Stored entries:
— BEGIN —
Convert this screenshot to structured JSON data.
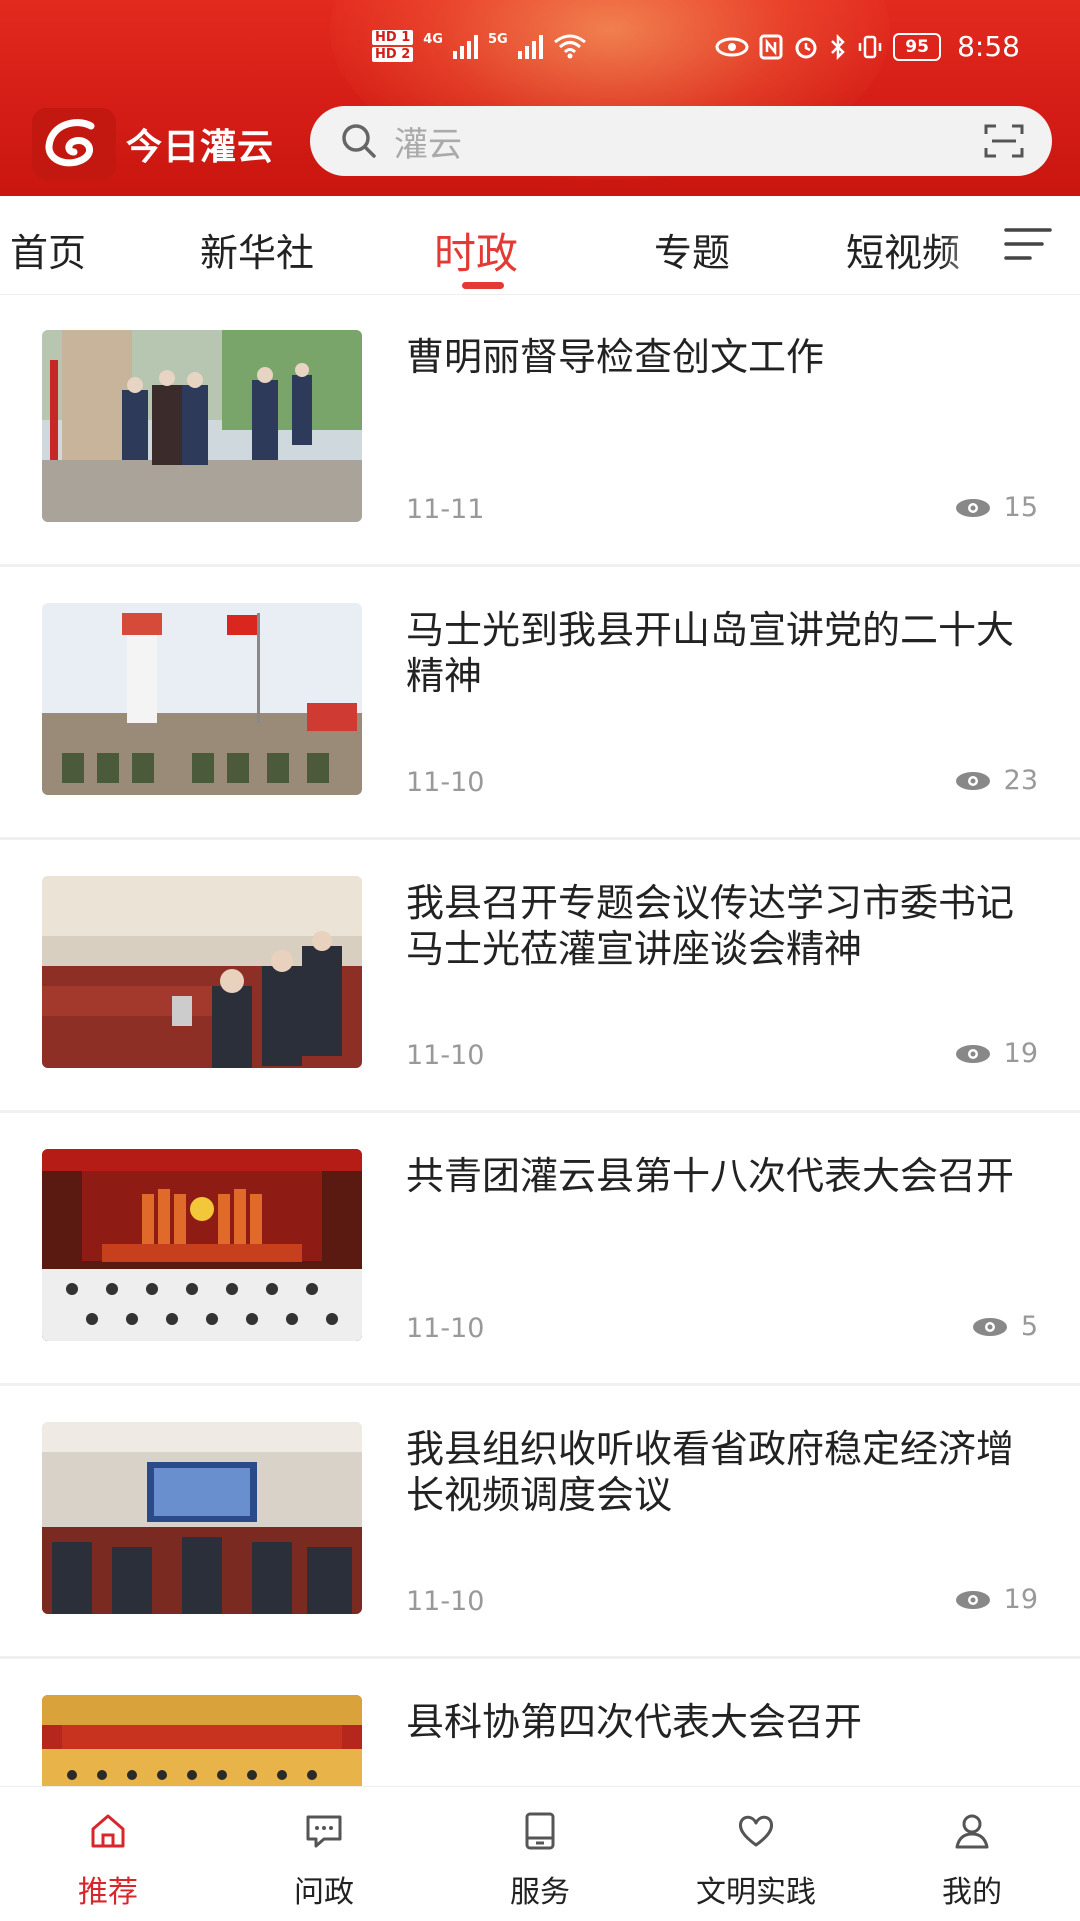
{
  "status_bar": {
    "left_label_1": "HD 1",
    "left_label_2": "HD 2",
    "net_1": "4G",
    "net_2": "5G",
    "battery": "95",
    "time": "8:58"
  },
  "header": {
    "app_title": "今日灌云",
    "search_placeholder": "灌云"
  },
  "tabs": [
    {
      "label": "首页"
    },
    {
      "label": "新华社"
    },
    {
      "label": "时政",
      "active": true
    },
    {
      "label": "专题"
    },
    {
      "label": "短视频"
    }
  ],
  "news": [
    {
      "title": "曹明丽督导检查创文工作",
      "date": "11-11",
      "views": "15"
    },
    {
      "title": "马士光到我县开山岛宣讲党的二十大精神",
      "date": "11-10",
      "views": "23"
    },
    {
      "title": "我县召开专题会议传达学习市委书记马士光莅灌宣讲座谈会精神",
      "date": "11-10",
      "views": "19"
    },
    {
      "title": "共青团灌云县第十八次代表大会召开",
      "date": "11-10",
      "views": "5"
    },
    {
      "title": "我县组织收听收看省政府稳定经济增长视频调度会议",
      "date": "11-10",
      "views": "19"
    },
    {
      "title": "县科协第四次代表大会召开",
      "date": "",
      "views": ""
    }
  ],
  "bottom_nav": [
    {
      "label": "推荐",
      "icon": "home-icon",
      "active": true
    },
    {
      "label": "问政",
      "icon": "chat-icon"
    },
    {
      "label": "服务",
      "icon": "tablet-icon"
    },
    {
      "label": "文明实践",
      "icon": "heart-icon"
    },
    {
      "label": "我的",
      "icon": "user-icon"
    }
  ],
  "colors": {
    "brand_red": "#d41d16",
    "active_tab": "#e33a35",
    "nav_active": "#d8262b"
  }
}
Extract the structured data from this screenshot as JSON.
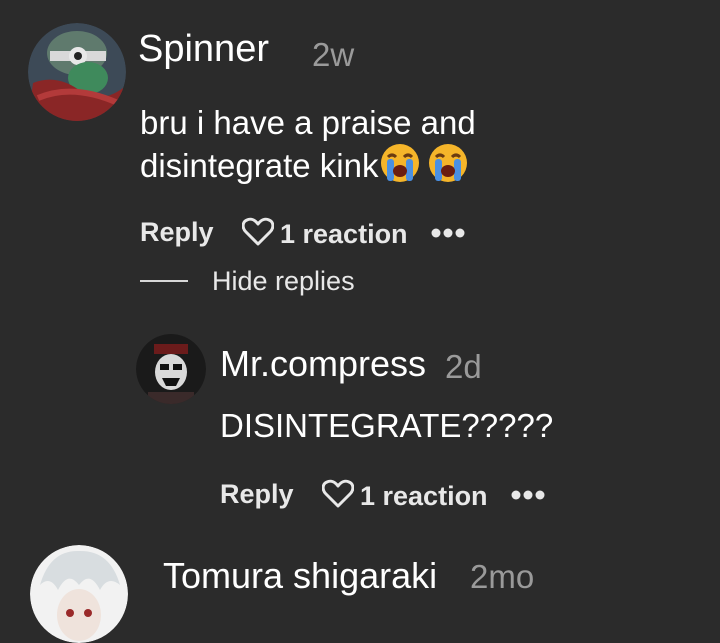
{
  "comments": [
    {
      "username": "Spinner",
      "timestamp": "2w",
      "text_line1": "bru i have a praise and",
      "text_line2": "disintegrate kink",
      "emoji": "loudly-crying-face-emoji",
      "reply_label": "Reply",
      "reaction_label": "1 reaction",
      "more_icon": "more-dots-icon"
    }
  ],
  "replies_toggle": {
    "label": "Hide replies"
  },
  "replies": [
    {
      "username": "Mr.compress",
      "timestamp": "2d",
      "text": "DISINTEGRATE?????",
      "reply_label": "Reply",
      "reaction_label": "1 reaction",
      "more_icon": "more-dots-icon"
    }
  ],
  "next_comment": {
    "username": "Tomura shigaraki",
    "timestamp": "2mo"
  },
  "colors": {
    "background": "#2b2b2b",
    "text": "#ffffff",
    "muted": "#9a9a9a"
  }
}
— END —
— BEGIN —
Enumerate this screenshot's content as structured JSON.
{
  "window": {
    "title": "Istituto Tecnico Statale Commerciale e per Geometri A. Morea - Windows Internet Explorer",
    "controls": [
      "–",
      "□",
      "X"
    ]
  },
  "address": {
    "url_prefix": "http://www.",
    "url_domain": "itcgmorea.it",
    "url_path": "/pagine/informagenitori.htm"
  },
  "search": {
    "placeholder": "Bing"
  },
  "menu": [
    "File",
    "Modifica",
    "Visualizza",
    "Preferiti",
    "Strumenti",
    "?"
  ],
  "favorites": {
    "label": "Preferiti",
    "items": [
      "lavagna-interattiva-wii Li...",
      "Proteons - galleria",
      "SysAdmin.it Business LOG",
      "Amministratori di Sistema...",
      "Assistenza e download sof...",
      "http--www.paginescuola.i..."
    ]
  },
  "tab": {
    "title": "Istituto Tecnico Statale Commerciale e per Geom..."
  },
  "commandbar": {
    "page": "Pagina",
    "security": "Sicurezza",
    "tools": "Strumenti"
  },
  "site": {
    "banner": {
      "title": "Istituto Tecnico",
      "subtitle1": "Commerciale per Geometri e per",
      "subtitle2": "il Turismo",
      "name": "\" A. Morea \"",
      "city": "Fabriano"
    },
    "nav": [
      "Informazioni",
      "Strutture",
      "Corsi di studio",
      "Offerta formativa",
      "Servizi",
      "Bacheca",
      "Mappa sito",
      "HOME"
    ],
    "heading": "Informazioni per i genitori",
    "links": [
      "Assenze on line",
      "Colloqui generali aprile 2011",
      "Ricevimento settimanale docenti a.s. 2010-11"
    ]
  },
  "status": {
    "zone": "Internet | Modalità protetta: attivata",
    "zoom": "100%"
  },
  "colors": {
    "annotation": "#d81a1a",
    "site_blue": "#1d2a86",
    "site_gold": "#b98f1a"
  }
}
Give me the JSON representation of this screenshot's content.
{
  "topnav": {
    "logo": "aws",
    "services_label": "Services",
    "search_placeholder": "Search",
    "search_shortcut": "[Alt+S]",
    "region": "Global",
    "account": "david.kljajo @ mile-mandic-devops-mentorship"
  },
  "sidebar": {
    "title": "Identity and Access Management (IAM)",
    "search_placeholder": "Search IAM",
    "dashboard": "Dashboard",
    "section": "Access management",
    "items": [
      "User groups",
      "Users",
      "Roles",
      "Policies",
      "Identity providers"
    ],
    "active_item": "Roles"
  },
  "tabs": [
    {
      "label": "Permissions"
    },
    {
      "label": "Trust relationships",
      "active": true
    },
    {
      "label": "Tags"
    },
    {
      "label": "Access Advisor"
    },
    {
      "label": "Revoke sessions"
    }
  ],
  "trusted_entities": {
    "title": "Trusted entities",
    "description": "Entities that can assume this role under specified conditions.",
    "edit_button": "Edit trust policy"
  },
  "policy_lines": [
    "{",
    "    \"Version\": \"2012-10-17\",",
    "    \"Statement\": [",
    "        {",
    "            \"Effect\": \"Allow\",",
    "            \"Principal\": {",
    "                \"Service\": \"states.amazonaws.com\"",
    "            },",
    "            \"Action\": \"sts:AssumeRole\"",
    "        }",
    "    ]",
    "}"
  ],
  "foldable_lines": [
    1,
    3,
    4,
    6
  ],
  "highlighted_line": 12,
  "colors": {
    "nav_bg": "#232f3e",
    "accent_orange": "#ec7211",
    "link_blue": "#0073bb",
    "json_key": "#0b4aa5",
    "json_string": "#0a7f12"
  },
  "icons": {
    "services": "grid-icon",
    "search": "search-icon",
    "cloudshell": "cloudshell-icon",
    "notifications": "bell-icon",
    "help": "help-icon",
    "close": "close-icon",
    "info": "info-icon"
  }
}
— END —
— BEGIN —
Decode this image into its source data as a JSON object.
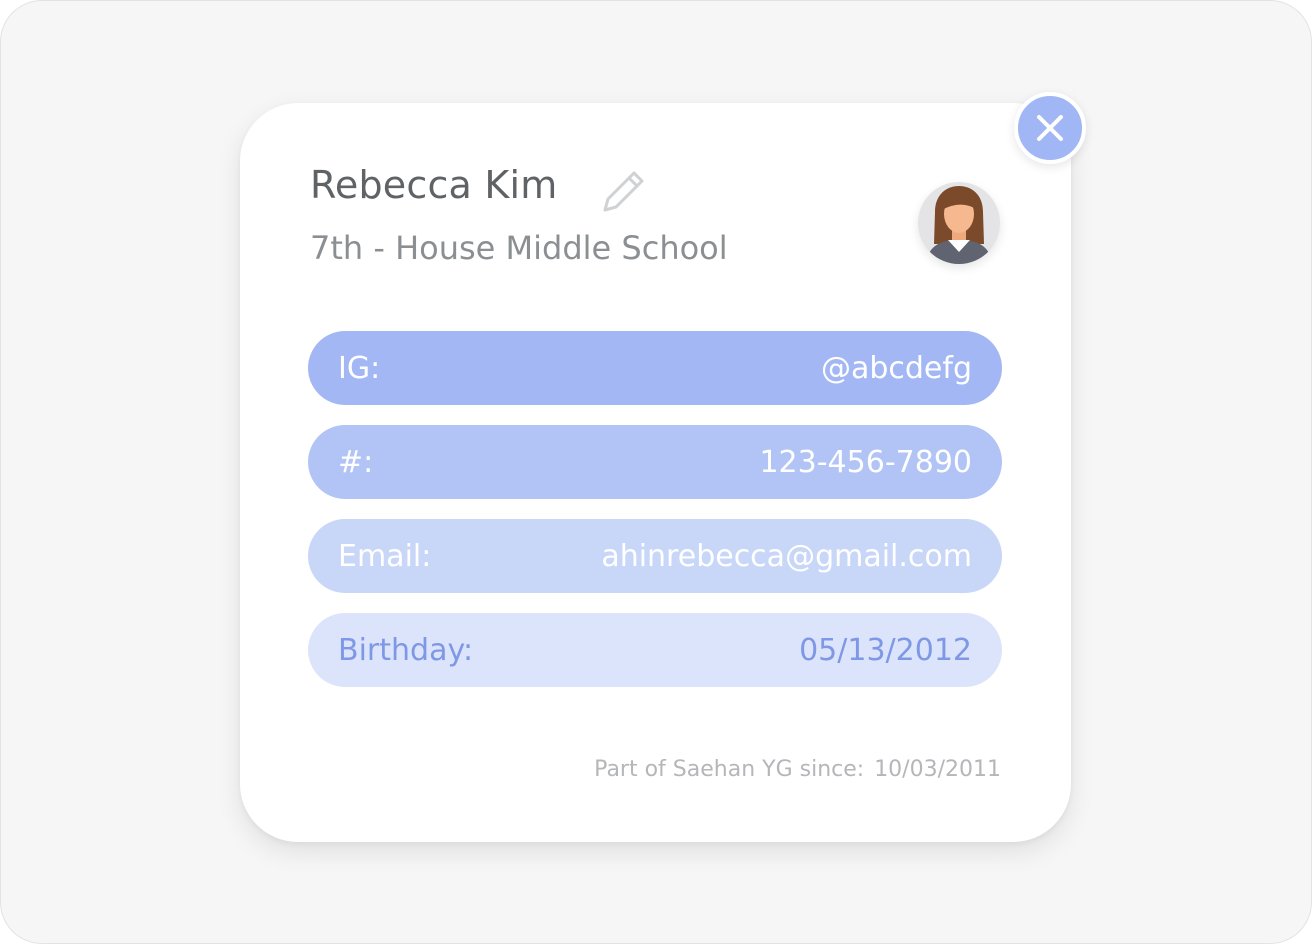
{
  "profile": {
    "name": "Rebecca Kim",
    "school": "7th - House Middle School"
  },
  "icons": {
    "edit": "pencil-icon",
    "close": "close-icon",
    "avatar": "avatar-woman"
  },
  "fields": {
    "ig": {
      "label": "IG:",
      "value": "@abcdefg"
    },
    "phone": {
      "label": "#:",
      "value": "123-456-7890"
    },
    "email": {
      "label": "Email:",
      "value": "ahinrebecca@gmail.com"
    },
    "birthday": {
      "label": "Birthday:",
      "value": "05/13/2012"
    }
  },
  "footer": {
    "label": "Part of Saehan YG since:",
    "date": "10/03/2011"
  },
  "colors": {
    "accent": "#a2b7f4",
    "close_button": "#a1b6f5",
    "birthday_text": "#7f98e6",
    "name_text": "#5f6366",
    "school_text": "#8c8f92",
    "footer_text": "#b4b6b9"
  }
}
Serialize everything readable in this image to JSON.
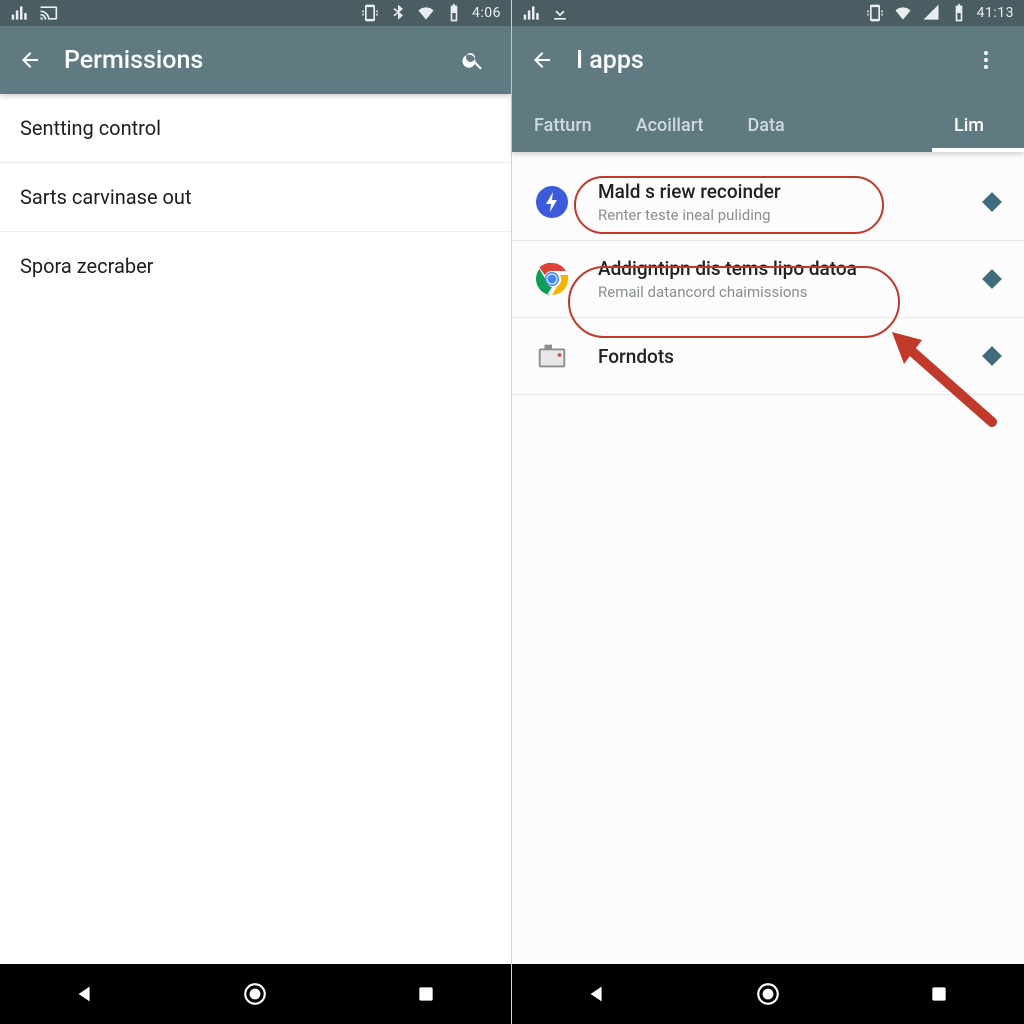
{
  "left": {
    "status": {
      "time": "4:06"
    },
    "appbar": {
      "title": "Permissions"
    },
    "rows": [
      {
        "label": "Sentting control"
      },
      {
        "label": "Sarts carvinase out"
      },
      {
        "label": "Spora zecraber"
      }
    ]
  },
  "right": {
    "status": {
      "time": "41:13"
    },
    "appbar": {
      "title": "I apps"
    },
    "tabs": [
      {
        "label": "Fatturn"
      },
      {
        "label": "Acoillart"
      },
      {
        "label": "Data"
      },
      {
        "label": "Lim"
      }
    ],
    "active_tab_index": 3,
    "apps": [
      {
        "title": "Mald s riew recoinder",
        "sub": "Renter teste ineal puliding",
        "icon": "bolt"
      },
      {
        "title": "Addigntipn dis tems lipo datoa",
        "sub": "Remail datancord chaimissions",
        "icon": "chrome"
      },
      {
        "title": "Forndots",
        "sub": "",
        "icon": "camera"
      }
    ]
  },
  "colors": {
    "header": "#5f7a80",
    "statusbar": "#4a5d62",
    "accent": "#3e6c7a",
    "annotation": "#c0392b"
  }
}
— END —
To be done:
Each line in the data that holds the string "timestamp" should be found and copied.

In response:
      "timestamp": "2w",
      "timestamp": "2d",
    "timestamp": "2mo"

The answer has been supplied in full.